> [STORED ROWS]
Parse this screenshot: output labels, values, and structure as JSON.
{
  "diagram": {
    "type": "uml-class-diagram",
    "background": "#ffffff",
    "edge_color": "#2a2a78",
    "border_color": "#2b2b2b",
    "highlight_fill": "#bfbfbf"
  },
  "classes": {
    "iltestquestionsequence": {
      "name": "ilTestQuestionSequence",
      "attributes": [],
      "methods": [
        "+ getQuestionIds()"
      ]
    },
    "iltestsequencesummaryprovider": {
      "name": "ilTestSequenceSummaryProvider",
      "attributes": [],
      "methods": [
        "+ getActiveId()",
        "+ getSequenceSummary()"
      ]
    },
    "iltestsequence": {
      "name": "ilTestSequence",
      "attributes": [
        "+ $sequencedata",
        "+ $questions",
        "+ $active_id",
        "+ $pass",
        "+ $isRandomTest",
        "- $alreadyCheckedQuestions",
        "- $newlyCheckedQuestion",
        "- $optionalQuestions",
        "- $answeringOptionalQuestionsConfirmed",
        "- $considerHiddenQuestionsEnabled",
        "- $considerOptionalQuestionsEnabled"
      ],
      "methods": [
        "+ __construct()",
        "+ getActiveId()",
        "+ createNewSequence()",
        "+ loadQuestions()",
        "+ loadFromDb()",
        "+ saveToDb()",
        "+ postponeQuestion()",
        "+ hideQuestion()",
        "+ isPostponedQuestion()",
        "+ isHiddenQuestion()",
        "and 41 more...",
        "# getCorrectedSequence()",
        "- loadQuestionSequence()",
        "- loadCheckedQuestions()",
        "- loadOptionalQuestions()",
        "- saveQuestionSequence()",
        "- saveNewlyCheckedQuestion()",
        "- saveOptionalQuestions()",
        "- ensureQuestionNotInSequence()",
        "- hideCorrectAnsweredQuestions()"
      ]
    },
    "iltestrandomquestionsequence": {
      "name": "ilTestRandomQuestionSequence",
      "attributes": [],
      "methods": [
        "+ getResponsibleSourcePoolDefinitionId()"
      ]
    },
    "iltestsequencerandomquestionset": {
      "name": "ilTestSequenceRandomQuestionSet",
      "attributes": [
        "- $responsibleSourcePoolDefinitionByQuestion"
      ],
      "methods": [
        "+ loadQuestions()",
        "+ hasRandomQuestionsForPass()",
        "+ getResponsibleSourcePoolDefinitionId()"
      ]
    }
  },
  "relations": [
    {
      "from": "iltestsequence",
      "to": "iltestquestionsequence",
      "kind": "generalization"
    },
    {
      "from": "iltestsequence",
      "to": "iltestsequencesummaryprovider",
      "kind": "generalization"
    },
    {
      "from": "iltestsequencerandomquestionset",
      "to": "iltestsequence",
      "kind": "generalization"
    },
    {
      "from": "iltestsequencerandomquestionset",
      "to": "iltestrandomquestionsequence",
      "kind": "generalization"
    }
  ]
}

...

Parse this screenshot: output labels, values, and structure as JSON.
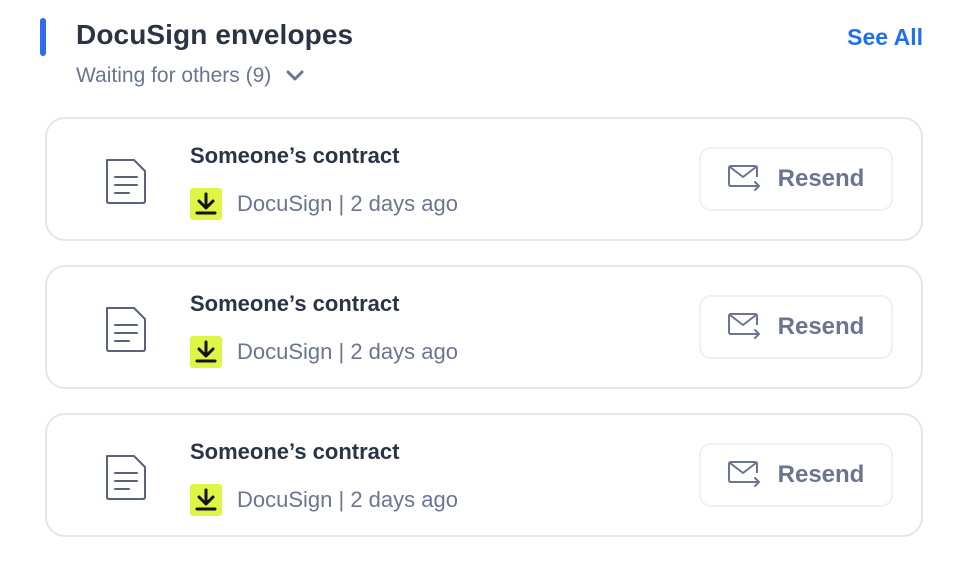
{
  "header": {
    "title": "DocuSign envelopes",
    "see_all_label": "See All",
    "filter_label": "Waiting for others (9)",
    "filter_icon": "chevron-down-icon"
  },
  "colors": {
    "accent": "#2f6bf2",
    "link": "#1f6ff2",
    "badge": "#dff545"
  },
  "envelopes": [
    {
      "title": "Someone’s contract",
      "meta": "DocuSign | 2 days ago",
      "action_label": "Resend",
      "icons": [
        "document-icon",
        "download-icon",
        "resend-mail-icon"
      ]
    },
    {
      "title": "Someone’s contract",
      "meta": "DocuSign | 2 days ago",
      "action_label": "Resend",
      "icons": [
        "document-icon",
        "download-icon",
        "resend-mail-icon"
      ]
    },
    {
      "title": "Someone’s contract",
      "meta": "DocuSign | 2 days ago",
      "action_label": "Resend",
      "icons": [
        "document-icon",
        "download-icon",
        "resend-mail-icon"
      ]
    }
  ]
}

> [INSTRUCTIONS FOR THE TASK] Look through the listing above. Pick out each line with "envelopes" and copy it.

> [EXPECTED ANSWER]
    "title": "DocuSign envelopes",
  "envelopes": [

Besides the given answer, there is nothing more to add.